(Data entries for graphics)
######

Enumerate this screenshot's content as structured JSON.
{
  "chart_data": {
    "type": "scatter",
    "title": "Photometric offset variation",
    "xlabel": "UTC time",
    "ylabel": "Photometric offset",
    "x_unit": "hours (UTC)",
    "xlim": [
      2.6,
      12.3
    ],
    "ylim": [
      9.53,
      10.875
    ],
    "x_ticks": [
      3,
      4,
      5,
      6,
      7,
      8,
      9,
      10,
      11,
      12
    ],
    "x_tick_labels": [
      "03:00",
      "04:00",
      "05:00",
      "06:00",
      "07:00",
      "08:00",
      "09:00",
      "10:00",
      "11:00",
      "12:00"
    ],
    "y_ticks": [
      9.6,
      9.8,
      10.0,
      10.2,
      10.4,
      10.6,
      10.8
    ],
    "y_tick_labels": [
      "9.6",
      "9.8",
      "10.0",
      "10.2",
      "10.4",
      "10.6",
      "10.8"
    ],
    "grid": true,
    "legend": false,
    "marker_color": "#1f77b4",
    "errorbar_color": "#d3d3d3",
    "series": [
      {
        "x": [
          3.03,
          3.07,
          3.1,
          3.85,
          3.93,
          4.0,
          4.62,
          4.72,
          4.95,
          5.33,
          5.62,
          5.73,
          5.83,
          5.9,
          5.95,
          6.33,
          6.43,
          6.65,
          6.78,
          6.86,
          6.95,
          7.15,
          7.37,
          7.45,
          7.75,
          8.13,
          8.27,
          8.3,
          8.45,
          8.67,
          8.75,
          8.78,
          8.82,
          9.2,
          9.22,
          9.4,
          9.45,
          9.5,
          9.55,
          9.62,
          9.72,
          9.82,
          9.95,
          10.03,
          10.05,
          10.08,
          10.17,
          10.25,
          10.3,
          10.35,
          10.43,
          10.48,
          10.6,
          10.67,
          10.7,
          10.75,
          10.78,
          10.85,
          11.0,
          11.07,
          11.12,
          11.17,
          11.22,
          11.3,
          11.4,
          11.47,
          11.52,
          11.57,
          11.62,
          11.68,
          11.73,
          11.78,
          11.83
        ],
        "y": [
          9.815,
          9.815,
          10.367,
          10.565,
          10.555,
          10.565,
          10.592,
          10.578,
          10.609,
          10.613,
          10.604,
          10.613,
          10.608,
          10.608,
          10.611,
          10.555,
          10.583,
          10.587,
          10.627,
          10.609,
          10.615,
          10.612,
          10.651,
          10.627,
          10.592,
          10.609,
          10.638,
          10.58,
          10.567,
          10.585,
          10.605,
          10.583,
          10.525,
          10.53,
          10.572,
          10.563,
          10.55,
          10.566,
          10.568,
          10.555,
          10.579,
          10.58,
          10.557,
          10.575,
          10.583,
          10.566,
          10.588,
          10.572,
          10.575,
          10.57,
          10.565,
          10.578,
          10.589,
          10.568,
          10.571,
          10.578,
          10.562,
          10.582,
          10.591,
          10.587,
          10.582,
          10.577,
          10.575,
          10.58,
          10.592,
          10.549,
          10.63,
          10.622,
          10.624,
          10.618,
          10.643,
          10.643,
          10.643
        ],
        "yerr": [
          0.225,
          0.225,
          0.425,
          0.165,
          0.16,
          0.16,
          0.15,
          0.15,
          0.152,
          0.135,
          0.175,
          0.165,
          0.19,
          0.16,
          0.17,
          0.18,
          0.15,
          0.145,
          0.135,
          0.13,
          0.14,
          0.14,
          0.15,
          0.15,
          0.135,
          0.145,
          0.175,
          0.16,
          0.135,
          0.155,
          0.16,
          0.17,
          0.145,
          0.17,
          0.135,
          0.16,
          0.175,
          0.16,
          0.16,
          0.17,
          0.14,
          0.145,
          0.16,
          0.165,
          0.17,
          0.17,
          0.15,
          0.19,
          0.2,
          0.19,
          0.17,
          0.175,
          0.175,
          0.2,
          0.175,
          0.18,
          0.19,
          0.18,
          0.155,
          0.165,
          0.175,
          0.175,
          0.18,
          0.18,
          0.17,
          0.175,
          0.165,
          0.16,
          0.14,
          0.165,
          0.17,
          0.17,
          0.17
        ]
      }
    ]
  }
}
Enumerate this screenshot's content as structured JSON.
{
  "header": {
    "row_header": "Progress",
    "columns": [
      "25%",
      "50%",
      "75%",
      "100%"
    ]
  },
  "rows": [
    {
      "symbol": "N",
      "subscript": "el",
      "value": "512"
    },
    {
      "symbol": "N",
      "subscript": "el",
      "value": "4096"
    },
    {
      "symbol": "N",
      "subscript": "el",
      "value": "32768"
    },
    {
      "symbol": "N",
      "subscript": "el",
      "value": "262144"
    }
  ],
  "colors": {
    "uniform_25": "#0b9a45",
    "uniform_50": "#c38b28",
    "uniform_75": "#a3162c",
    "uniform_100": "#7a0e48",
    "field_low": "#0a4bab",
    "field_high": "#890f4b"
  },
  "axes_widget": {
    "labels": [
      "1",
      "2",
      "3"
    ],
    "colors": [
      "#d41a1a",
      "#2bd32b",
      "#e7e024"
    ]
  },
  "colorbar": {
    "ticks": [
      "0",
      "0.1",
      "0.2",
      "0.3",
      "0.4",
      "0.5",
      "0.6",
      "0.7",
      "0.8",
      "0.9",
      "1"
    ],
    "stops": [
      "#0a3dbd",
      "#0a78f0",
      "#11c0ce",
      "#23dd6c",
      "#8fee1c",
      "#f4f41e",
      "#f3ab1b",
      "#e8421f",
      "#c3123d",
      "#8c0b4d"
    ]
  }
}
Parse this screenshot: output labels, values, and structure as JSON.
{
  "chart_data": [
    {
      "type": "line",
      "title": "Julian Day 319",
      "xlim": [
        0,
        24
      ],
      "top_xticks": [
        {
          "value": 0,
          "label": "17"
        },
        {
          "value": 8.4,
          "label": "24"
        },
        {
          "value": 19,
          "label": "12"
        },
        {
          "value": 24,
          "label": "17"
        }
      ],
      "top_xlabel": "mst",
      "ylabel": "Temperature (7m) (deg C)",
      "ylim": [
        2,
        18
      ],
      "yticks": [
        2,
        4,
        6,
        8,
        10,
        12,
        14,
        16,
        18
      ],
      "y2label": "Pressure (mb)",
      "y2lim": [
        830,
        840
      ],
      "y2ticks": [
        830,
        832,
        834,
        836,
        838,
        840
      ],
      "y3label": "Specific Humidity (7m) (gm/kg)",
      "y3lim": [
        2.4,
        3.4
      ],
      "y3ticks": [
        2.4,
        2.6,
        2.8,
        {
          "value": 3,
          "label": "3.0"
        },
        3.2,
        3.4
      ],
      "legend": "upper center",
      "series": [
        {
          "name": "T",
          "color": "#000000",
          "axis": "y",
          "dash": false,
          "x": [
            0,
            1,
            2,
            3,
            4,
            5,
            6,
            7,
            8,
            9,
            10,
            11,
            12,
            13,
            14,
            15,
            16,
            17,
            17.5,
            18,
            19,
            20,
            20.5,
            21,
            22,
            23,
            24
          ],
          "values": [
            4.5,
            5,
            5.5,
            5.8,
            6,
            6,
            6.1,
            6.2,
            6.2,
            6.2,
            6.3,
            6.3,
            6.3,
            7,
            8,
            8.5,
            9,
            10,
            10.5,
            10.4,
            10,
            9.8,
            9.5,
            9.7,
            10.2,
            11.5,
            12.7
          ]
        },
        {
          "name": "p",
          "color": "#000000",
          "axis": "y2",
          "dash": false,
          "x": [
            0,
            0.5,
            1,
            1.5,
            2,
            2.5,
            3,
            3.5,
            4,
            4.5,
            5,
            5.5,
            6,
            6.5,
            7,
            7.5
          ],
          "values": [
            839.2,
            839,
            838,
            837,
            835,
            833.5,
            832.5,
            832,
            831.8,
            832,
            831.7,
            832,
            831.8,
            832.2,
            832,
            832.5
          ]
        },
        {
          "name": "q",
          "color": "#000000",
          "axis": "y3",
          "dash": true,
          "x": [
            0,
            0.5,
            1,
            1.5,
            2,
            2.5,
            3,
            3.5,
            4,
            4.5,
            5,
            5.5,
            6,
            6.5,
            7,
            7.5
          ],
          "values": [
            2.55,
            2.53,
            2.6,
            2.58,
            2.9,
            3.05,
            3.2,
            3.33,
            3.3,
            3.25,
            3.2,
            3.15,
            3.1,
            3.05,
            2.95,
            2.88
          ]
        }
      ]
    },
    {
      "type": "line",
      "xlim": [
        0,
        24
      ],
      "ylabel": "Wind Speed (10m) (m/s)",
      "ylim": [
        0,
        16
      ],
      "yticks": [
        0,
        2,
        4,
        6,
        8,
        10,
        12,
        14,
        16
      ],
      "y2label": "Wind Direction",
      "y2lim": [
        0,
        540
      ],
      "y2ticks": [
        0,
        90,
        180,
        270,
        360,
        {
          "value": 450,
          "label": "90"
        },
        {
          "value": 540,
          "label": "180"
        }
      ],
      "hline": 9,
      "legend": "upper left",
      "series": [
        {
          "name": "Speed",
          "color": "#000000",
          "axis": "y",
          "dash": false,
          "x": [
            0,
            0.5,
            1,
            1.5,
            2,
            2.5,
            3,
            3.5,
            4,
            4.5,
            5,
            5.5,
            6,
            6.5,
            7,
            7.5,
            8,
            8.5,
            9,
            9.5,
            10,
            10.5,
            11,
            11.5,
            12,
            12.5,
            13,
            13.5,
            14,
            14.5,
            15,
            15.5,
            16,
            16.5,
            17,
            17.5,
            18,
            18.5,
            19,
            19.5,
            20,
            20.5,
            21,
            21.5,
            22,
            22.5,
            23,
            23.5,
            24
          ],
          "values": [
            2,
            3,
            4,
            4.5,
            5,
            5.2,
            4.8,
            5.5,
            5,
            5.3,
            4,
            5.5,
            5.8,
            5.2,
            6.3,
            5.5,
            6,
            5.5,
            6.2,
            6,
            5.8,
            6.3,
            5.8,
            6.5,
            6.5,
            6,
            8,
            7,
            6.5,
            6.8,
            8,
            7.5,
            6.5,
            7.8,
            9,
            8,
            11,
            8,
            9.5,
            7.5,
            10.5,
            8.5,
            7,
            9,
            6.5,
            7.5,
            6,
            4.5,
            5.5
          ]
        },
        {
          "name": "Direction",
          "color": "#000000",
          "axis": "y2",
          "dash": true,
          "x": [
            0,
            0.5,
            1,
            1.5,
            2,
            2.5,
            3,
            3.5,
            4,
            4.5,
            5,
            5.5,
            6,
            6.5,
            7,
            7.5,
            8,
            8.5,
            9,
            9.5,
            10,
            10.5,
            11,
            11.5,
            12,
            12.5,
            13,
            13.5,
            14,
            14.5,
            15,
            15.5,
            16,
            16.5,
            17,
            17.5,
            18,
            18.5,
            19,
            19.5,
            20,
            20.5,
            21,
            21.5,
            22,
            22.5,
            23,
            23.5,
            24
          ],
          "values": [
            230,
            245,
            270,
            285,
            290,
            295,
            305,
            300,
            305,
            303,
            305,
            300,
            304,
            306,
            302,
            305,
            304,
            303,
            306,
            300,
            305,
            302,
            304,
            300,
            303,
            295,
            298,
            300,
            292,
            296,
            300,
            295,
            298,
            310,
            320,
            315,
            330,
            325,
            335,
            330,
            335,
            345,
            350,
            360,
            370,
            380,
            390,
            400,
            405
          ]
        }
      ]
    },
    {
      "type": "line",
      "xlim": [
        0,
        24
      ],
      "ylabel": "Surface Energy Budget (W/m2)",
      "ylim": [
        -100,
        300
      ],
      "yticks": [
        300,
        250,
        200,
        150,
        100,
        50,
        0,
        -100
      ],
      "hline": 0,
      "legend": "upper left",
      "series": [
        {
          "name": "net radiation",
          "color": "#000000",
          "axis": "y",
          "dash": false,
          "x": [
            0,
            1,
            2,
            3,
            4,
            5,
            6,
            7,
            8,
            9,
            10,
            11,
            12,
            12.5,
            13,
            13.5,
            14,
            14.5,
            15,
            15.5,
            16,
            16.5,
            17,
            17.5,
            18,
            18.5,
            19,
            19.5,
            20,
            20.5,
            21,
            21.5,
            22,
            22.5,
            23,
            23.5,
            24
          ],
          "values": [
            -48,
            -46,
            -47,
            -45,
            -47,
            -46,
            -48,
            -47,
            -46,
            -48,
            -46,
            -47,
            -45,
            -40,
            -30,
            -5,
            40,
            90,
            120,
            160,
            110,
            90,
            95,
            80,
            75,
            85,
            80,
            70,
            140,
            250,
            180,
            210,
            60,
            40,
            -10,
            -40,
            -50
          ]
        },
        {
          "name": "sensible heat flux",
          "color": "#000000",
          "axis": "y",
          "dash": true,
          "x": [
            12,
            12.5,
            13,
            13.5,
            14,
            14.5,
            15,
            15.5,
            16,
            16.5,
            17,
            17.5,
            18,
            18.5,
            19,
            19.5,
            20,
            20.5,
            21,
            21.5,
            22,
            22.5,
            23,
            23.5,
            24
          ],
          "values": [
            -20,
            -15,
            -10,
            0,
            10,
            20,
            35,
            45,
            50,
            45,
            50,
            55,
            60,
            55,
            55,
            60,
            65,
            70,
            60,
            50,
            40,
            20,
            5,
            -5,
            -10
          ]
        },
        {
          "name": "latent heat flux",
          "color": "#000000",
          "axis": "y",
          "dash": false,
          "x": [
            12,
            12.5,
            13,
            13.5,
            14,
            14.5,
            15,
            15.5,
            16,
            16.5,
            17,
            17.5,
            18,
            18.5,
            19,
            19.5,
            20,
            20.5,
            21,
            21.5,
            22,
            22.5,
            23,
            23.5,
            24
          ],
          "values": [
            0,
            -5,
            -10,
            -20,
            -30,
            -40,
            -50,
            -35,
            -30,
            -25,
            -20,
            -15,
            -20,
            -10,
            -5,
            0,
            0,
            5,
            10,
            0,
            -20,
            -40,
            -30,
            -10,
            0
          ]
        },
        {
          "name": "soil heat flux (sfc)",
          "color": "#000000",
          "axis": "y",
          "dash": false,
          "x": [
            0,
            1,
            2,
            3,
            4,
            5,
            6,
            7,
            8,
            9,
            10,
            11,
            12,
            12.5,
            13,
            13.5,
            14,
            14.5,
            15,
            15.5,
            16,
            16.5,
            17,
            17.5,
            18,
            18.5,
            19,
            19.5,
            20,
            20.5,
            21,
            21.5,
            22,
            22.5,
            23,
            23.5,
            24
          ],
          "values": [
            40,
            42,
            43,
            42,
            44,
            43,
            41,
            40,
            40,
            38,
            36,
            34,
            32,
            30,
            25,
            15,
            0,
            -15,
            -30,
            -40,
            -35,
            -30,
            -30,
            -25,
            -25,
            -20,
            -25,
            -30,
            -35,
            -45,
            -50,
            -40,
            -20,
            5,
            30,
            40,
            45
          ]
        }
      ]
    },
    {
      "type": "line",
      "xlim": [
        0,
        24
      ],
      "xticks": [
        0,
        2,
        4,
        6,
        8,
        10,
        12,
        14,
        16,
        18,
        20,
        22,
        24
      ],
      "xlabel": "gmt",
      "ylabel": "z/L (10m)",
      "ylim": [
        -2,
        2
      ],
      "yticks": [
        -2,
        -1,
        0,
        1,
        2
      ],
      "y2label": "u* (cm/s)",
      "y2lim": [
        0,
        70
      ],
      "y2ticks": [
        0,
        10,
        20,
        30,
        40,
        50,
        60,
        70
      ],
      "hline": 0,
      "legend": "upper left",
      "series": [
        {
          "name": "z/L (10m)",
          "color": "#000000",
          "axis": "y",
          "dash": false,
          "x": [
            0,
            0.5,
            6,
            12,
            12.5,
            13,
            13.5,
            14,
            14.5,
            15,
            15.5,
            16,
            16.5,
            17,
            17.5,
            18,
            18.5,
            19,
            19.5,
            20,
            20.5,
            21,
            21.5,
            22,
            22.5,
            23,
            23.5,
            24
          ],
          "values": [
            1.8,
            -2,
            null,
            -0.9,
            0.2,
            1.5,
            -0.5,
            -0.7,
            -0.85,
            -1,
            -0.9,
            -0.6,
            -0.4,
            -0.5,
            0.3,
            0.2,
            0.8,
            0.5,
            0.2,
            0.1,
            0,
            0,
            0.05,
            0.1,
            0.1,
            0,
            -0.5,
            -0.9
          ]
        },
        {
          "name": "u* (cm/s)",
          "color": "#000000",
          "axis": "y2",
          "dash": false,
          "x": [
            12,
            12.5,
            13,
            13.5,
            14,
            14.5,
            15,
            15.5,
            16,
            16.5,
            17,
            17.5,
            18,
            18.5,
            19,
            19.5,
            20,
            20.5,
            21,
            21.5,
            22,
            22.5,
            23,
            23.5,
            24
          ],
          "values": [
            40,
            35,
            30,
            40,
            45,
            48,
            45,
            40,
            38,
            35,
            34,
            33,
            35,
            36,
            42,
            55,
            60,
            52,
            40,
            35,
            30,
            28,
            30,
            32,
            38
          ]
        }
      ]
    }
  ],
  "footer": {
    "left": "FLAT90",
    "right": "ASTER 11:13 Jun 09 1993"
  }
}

######

--- Aim ---
Work through the records above line by line and count those that hold the string "title". Give only the result.

--- Answer to the problem ---
2